▶ **PROVIDED RECORDS**:
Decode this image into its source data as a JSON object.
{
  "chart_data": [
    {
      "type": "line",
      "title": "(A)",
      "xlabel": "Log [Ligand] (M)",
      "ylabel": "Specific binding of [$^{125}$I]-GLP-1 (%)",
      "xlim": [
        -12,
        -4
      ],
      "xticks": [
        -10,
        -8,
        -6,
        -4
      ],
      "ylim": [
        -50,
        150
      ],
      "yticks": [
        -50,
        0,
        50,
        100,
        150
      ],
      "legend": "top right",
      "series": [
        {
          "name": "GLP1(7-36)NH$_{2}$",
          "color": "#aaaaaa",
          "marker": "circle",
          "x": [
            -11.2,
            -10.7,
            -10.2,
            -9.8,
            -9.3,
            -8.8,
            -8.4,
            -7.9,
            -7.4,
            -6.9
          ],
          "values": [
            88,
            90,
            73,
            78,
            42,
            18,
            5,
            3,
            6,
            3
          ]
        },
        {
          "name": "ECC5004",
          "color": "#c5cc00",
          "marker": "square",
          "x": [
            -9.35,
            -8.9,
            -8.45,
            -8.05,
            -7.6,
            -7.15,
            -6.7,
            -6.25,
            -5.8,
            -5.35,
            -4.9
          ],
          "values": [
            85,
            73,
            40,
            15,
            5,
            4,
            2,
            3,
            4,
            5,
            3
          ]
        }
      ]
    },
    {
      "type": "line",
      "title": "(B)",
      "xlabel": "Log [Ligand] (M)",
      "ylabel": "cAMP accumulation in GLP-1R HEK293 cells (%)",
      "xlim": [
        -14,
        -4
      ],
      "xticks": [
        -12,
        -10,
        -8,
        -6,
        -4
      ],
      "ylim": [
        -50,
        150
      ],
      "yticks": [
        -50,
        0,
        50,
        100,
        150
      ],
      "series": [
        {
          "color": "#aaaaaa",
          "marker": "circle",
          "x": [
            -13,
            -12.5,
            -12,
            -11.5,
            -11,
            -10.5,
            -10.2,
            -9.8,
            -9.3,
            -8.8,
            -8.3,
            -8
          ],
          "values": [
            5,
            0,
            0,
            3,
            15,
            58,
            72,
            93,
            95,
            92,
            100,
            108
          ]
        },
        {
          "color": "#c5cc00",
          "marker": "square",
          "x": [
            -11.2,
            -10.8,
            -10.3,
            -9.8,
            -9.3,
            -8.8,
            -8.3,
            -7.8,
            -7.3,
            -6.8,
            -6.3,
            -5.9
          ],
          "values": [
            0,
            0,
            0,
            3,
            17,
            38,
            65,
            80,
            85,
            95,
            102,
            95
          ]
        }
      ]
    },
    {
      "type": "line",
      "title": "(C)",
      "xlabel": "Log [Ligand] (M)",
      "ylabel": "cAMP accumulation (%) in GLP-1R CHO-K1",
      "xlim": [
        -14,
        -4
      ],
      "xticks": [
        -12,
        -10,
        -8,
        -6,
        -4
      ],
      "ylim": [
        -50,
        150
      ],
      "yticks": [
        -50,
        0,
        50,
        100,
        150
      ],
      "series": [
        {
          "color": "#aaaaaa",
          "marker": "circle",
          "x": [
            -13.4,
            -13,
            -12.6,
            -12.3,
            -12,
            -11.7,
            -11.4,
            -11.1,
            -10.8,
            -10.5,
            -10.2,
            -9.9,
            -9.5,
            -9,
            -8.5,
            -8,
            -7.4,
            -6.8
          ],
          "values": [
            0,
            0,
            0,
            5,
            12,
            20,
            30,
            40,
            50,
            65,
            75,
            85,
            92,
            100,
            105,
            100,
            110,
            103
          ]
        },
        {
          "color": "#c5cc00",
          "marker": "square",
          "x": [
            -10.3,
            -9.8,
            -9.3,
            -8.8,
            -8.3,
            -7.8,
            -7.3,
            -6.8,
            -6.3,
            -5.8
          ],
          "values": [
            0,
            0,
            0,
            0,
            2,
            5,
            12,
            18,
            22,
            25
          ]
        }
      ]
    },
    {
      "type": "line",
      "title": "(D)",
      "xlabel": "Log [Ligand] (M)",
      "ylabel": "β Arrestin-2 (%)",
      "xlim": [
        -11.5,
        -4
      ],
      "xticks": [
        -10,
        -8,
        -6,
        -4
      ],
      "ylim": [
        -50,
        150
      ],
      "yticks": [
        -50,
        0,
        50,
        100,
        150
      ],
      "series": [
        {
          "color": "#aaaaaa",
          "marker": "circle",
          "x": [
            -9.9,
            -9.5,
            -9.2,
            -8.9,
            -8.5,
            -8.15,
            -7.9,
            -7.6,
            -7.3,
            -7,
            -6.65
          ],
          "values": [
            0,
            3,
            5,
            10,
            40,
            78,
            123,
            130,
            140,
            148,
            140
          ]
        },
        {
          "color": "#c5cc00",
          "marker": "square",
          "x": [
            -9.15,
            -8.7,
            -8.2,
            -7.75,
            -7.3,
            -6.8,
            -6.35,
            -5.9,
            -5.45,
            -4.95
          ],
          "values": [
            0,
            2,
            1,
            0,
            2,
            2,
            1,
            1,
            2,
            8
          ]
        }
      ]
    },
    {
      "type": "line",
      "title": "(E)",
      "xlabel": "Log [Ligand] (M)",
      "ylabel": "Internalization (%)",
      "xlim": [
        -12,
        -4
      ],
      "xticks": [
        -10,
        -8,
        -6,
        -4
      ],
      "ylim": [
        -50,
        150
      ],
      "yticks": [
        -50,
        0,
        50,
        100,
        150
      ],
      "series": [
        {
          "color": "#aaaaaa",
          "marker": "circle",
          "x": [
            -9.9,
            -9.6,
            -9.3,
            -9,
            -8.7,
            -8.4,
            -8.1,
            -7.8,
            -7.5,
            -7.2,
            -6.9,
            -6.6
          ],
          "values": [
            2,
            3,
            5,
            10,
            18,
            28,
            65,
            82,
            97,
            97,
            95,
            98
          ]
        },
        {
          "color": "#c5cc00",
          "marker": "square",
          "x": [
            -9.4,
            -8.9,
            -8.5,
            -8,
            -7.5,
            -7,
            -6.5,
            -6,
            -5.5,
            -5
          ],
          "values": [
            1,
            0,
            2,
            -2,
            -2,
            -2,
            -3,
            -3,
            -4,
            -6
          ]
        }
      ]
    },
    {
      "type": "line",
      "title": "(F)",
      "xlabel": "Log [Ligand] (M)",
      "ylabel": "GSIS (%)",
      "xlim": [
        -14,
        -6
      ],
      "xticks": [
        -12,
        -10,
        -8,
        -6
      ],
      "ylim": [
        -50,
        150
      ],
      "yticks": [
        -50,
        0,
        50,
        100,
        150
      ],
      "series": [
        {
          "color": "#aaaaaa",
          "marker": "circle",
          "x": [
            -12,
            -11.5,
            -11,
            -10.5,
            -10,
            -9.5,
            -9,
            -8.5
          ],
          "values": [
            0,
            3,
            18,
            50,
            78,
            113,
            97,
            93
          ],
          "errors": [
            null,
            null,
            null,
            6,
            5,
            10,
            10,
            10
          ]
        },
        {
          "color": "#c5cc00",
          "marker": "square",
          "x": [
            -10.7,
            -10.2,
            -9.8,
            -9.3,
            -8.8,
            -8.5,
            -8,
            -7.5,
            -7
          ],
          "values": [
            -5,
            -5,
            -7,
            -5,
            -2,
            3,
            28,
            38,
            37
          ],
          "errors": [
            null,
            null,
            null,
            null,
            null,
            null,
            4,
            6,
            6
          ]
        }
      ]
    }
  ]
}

▶ **EXERCISE INSTRUCTIONS**:
Repeat every line of the records above exactly.

▶ **RESPONSE AREA**:
Decode this image into its source data as a JSON object.
{
  "chart_data": [
    {
      "type": "line",
      "title": "(A)",
      "xlabel": "Log [Ligand] (M)",
      "ylabel": "Specific binding of [$^{125}$I]-GLP-1 (%)",
      "xlim": [
        -12,
        -4
      ],
      "xticks": [
        -10,
        -8,
        -6,
        -4
      ],
      "ylim": [
        -50,
        150
      ],
      "yticks": [
        -50,
        0,
        50,
        100,
        150
      ],
      "legend": "top right",
      "series": [
        {
          "name": "GLP1(7-36)NH$_{2}$",
          "color": "#aaaaaa",
          "marker": "circle",
          "x": [
            -11.2,
            -10.7,
            -10.2,
            -9.8,
            -9.3,
            -8.8,
            -8.4,
            -7.9,
            -7.4,
            -6.9
          ],
          "values": [
            88,
            90,
            73,
            78,
            42,
            18,
            5,
            3,
            6,
            3
          ]
        },
        {
          "name": "ECC5004",
          "color": "#c5cc00",
          "marker": "square",
          "x": [
            -9.35,
            -8.9,
            -8.45,
            -8.05,
            -7.6,
            -7.15,
            -6.7,
            -6.25,
            -5.8,
            -5.35,
            -4.9
          ],
          "values": [
            85,
            73,
            40,
            15,
            5,
            4,
            2,
            3,
            4,
            5,
            3
          ]
        }
      ]
    },
    {
      "type": "line",
      "title": "(B)",
      "xlabel": "Log [Ligand] (M)",
      "ylabel": "cAMP accumulation in GLP-1R HEK293 cells (%)",
      "xlim": [
        -14,
        -4
      ],
      "xticks": [
        -12,
        -10,
        -8,
        -6,
        -4
      ],
      "ylim": [
        -50,
        150
      ],
      "yticks": [
        -50,
        0,
        50,
        100,
        150
      ],
      "series": [
        {
          "color": "#aaaaaa",
          "marker": "circle",
          "x": [
            -13,
            -12.5,
            -12,
            -11.5,
            -11,
            -10.5,
            -10.2,
            -9.8,
            -9.3,
            -8.8,
            -8.3,
            -8
          ],
          "values": [
            5,
            0,
            0,
            3,
            15,
            58,
            72,
            93,
            95,
            92,
            100,
            108
          ]
        },
        {
          "color": "#c5cc00",
          "marker": "square",
          "x": [
            -11.2,
            -10.8,
            -10.3,
            -9.8,
            -9.3,
            -8.8,
            -8.3,
            -7.8,
            -7.3,
            -6.8,
            -6.3,
            -5.9
          ],
          "values": [
            0,
            0,
            0,
            3,
            17,
            38,
            65,
            80,
            85,
            95,
            102,
            95
          ]
        }
      ]
    },
    {
      "type": "line",
      "title": "(C)",
      "xlabel": "Log [Ligand] (M)",
      "ylabel": "cAMP accumulation (%) in GLP-1R CHO-K1",
      "xlim": [
        -14,
        -4
      ],
      "xticks": [
        -12,
        -10,
        -8,
        -6,
        -4
      ],
      "ylim": [
        -50,
        150
      ],
      "yticks": [
        -50,
        0,
        50,
        100,
        150
      ],
      "series": [
        {
          "color": "#aaaaaa",
          "marker": "circle",
          "x": [
            -13.4,
            -13,
            -12.6,
            -12.3,
            -12,
            -11.7,
            -11.4,
            -11.1,
            -10.8,
            -10.5,
            -10.2,
            -9.9,
            -9.5,
            -9,
            -8.5,
            -8,
            -7.4,
            -6.8
          ],
          "values": [
            0,
            0,
            0,
            5,
            12,
            20,
            30,
            40,
            50,
            65,
            75,
            85,
            92,
            100,
            105,
            100,
            110,
            103
          ]
        },
        {
          "color": "#c5cc00",
          "marker": "square",
          "x": [
            -10.3,
            -9.8,
            -9.3,
            -8.8,
            -8.3,
            -7.8,
            -7.3,
            -6.8,
            -6.3,
            -5.8
          ],
          "values": [
            0,
            0,
            0,
            0,
            2,
            5,
            12,
            18,
            22,
            25
          ]
        }
      ]
    },
    {
      "type": "line",
      "title": "(D)",
      "xlabel": "Log [Ligand] (M)",
      "ylabel": "β Arrestin-2 (%)",
      "xlim": [
        -11.5,
        -4
      ],
      "xticks": [
        -10,
        -8,
        -6,
        -4
      ],
      "ylim": [
        -50,
        150
      ],
      "yticks": [
        -50,
        0,
        50,
        100,
        150
      ],
      "series": [
        {
          "color": "#aaaaaa",
          "marker": "circle",
          "x": [
            -9.9,
            -9.5,
            -9.2,
            -8.9,
            -8.5,
            -8.15,
            -7.9,
            -7.6,
            -7.3,
            -7,
            -6.65
          ],
          "values": [
            0,
            3,
            5,
            10,
            40,
            78,
            123,
            130,
            140,
            148,
            140
          ]
        },
        {
          "color": "#c5cc00",
          "marker": "square",
          "x": [
            -9.15,
            -8.7,
            -8.2,
            -7.75,
            -7.3,
            -6.8,
            -6.35,
            -5.9,
            -5.45,
            -4.95
          ],
          "values": [
            0,
            2,
            1,
            0,
            2,
            2,
            1,
            1,
            2,
            8
          ]
        }
      ]
    },
    {
      "type": "line",
      "title": "(E)",
      "xlabel": "Log [Ligand] (M)",
      "ylabel": "Internalization (%)",
      "xlim": [
        -12,
        -4
      ],
      "xticks": [
        -10,
        -8,
        -6,
        -4
      ],
      "ylim": [
        -50,
        150
      ],
      "yticks": [
        -50,
        0,
        50,
        100,
        150
      ],
      "series": [
        {
          "color": "#aaaaaa",
          "marker": "circle",
          "x": [
            -9.9,
            -9.6,
            -9.3,
            -9,
            -8.7,
            -8.4,
            -8.1,
            -7.8,
            -7.5,
            -7.2,
            -6.9,
            -6.6
          ],
          "values": [
            2,
            3,
            5,
            10,
            18,
            28,
            65,
            82,
            97,
            97,
            95,
            98
          ]
        },
        {
          "color": "#c5cc00",
          "marker": "square",
          "x": [
            -9.4,
            -8.9,
            -8.5,
            -8,
            -7.5,
            -7,
            -6.5,
            -6,
            -5.5,
            -5
          ],
          "values": [
            1,
            0,
            2,
            -2,
            -2,
            -2,
            -3,
            -3,
            -4,
            -6
          ]
        }
      ]
    },
    {
      "type": "line",
      "title": "(F)",
      "xlabel": "Log [Ligand] (M)",
      "ylabel": "GSIS (%)",
      "xlim": [
        -14,
        -6
      ],
      "xticks": [
        -12,
        -10,
        -8,
        -6
      ],
      "ylim": [
        -50,
        150
      ],
      "yticks": [
        -50,
        0,
        50,
        100,
        150
      ],
      "series": [
        {
          "color": "#aaaaaa",
          "marker": "circle",
          "x": [
            -12,
            -11.5,
            -11,
            -10.5,
            -10,
            -9.5,
            -9,
            -8.5
          ],
          "values": [
            0,
            3,
            18,
            50,
            78,
            113,
            97,
            93
          ],
          "errors": [
            null,
            null,
            null,
            6,
            5,
            10,
            10,
            10
          ]
        },
        {
          "color": "#c5cc00",
          "marker": "square",
          "x": [
            -10.7,
            -10.2,
            -9.8,
            -9.3,
            -8.8,
            -8.5,
            -8,
            -7.5,
            -7
          ],
          "values": [
            -5,
            -5,
            -7,
            -5,
            -2,
            3,
            28,
            38,
            37
          ],
          "errors": [
            null,
            null,
            null,
            null,
            null,
            null,
            4,
            6,
            6
          ]
        }
      ]
    }
  ]
}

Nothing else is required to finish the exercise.